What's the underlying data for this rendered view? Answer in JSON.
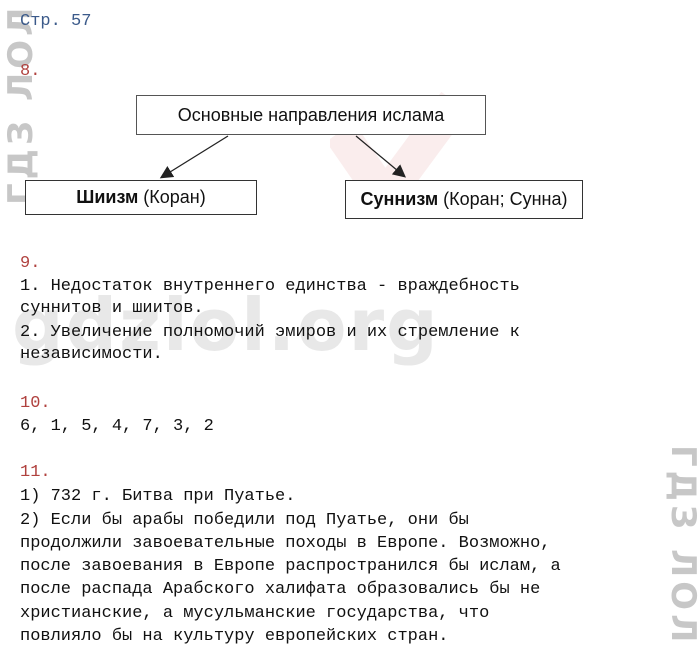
{
  "page_ref": "Стр. 57",
  "watermark_main": "gdzlol.org",
  "watermark_side": "ГДЗ ЛОЛ",
  "task8": {
    "number": "8.",
    "diagram": {
      "root": "Основные направления ислама",
      "left_bold": "Шиизм",
      "left_rest": "(Коран)",
      "right_bold": "Суннизм",
      "right_rest": "(Коран; Сунна)"
    }
  },
  "task9": {
    "number": "9.",
    "lines": [
      "1. Недостаток внутреннего единства - враждебность",
      "суннитов и шиитов.",
      "2. Увеличение полномочий эмиров и их стремление к",
      "независимости."
    ]
  },
  "task10": {
    "number": "10.",
    "answer": "6, 1, 5, 4, 7, 3, 2"
  },
  "task11": {
    "number": "11.",
    "lines": [
      "1) 732 г. Битва при Пуатье.",
      "2) Если бы арабы победили под Пуатье, они бы",
      "продолжили завоевательные походы в Европе. Возможно,",
      "после завоевания в Европе распространился бы ислам, а",
      "после распада Арабского халифата образовались бы не",
      "христианские, а мусульманские государства, что",
      "повлияло бы на культуру европейских стран."
    ]
  }
}
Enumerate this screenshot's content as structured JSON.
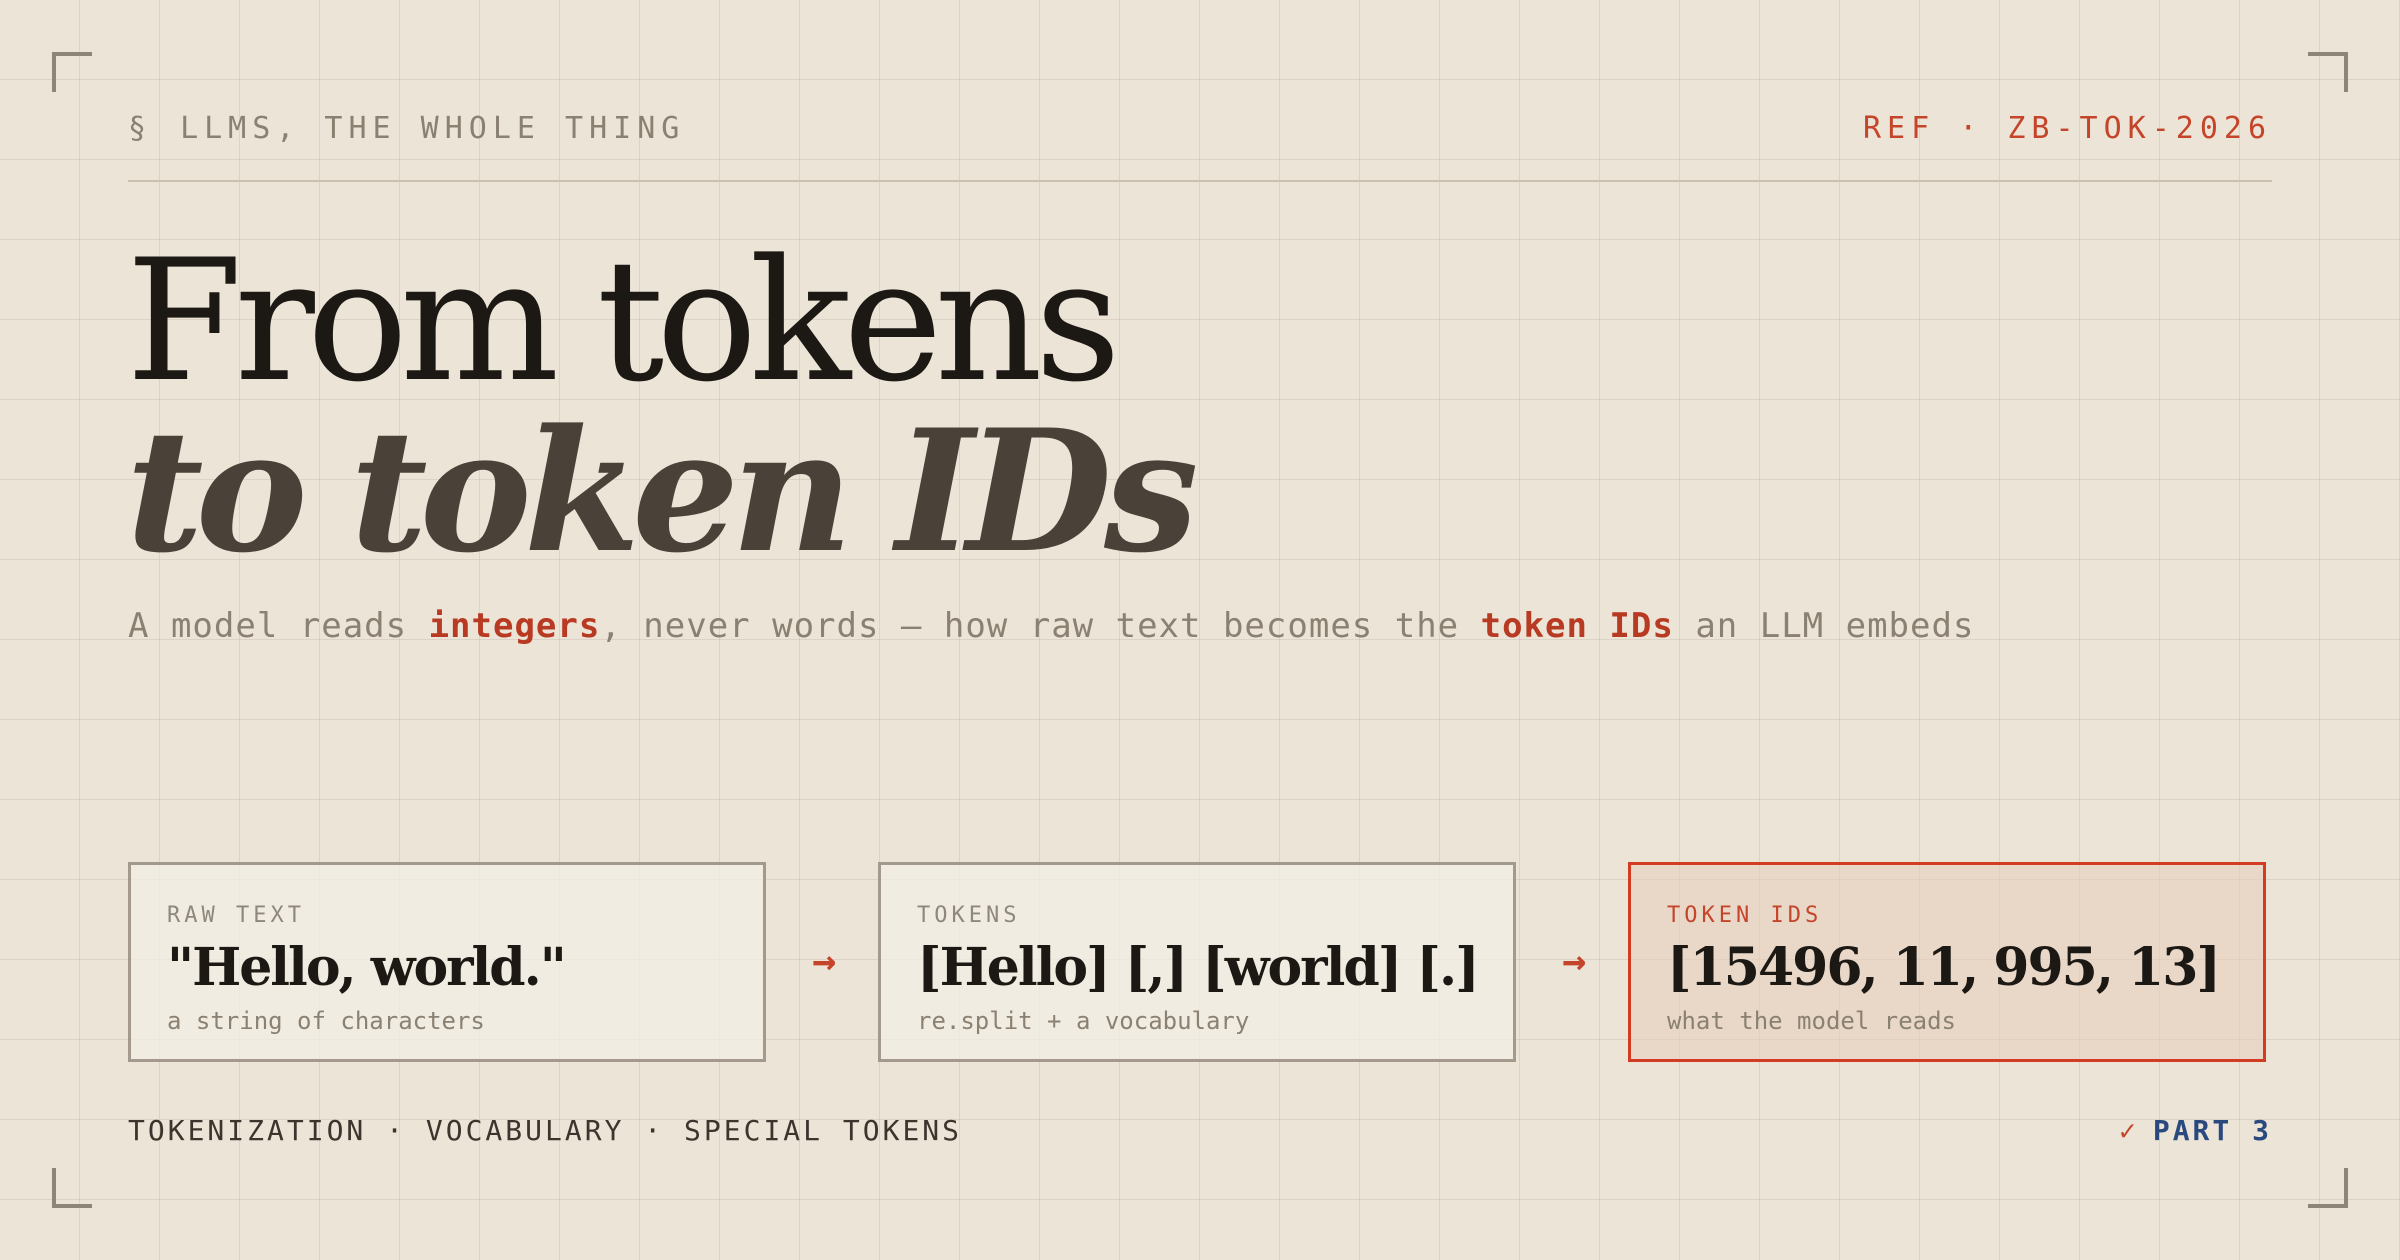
{
  "header": {
    "section_symbol": "§",
    "kicker": "LLMS, THE WHOLE THING",
    "ref": "REF · ZB-TOK-2026"
  },
  "title": {
    "line1": "From tokens",
    "line2": "to token IDs"
  },
  "subtitle": {
    "part1": "A model reads ",
    "highlight1": "integers",
    "part2": ", never words — how raw text becomes the ",
    "highlight2": "token IDs",
    "part3": " an LLM embeds"
  },
  "pipeline": [
    {
      "label": "RAW TEXT",
      "value": "\"Hello, world.\"",
      "note": "a string of characters"
    },
    {
      "label": "TOKENS",
      "value": "[Hello] [,] [world] [.]",
      "note": "re.split + a vocabulary"
    },
    {
      "label": "TOKEN IDS",
      "value": "[15496, 11, 995, 13]",
      "note": "what the model reads"
    }
  ],
  "arrows": [
    "→",
    "→"
  ],
  "footer": {
    "topics": "TOKENIZATION · VOCABULARY · SPECIAL TOKENS",
    "check": "✓",
    "part": "PART 3"
  },
  "colors": {
    "background": "#ece4d7",
    "accent": "#c4452a",
    "part_blue": "#2a4a7f"
  }
}
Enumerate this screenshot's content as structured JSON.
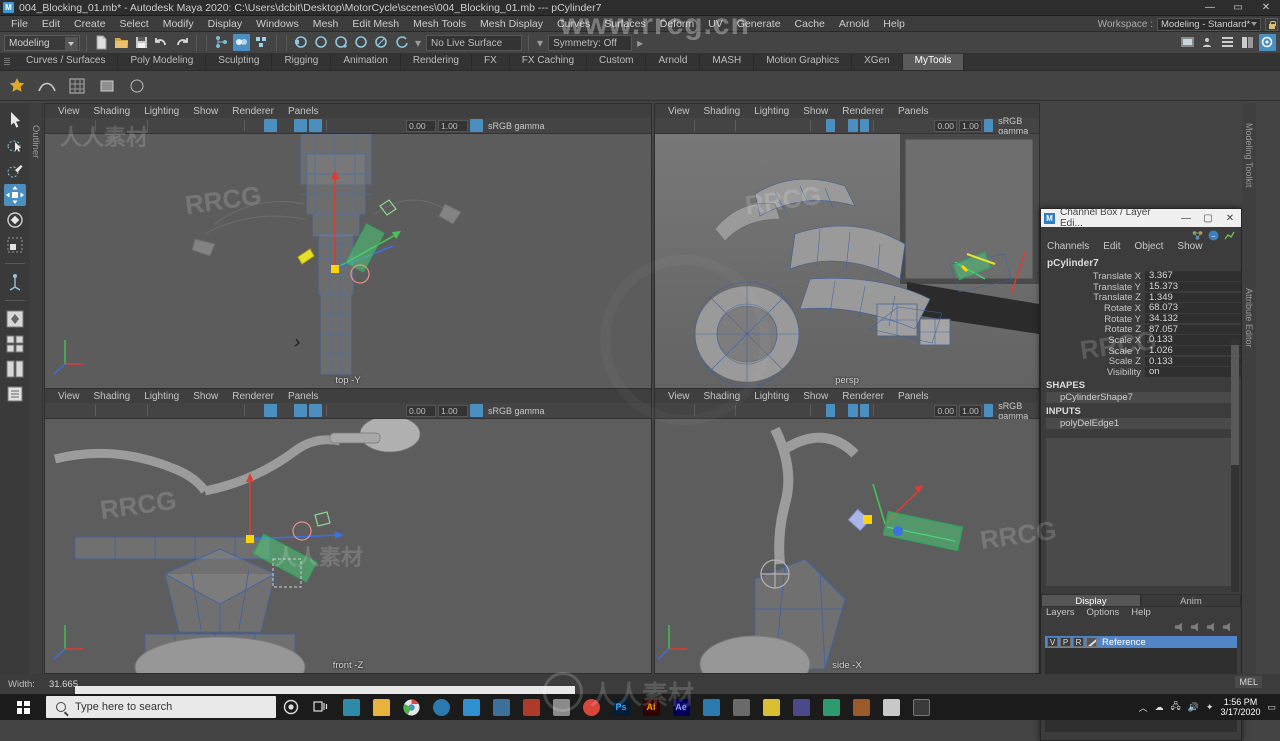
________________________________________
» OBJECTIVE: Set the entries down again exactly. Do not include the images.

» ANSWER TO THIS EXERCISE:
What's the underlying data for this rendered view? Answer in JSON.
{
  "page_ref": "Стр. 57",
  "watermark_main": "gdzlol.org",
  "watermark_side": "ГДЗ ЛОЛ",
  "task8": {
    "number": "8.",
    "diagram": {
      "root": "Основные направления ислама",
      "left_bold": "Шиизм",
      "left_rest": "(Коран)",
      "right_bold": "Суннизм",
      "right_rest": "(Коран; Сунна)"
    }
  },
  "task9": {
    "number": "9.",
    "lines": [
      "1. Недостаток внутреннего единства - враждебность",
      "суннитов и шиитов.",
      "2. Увеличение полномочий эмиров и их стремление к",
      "независимости."
    ]
  },
  "task10": {
    "number": "10.",
    "answer": "6, 1, 5, 4, 7, 3, 2"
  },
  "task11": {
    "number": "11.",
    "lines": [
      "1) 732 г. Битва при Пуатье.",
      "2) Если бы арабы победили под Пуатье, они бы",
      "продолжили завоевательные походы в Европе. Возможно,",
      "после завоевания в Европе распространился бы ислам, а",
      "после распада Арабского халифата образовались бы не",
      "христианские, а мусульманские государства, что",
      "повлияло бы на культуру европейских стран."
    ]
  }
}
Enumerate this screenshot's content as structured JSON.
{
  "header": {
    "section_symbol": "§",
    "kicker": "LLMS, THE WHOLE THING",
    "ref": "REF · ZB-TOK-2026"
  },
  "title": {
    "line1": "From tokens",
    "line2": "to token IDs"
  },
  "subtitle": {
    "part1": "A model reads ",
    "highlight1": "integers",
    "part2": ", never words — how raw text becomes the ",
    "highlight2": "token IDs",
    "part3": " an LLM embeds"
  },
  "pipeline": [
    {
      "label": "RAW TEXT",
      "value": "\"Hello, world.\"",
      "note": "a string of characters"
    },
    {
      "label": "TOKENS",
      "value": "[Hello] [,] [world] [.]",
      "note": "re.split + a vocabulary"
    },
    {
      "label": "TOKEN IDS",
      "value": "[15496, 11, 995, 13]",
      "note": "what the model reads"
    }
  ],
  "arrows": [
    "→",
    "→"
  ],
  "footer": {
    "topics": "TOKENIZATION · VOCABULARY · SPECIAL TOKENS",
    "check": "✓",
    "part": "PART 3"
  },
  "colors": {
    "background": "#ece4d7",
    "accent": "#c4452a",
    "part_blue": "#2a4a7f"
  }
}
Enumerate this screenshot's content as structured JSON.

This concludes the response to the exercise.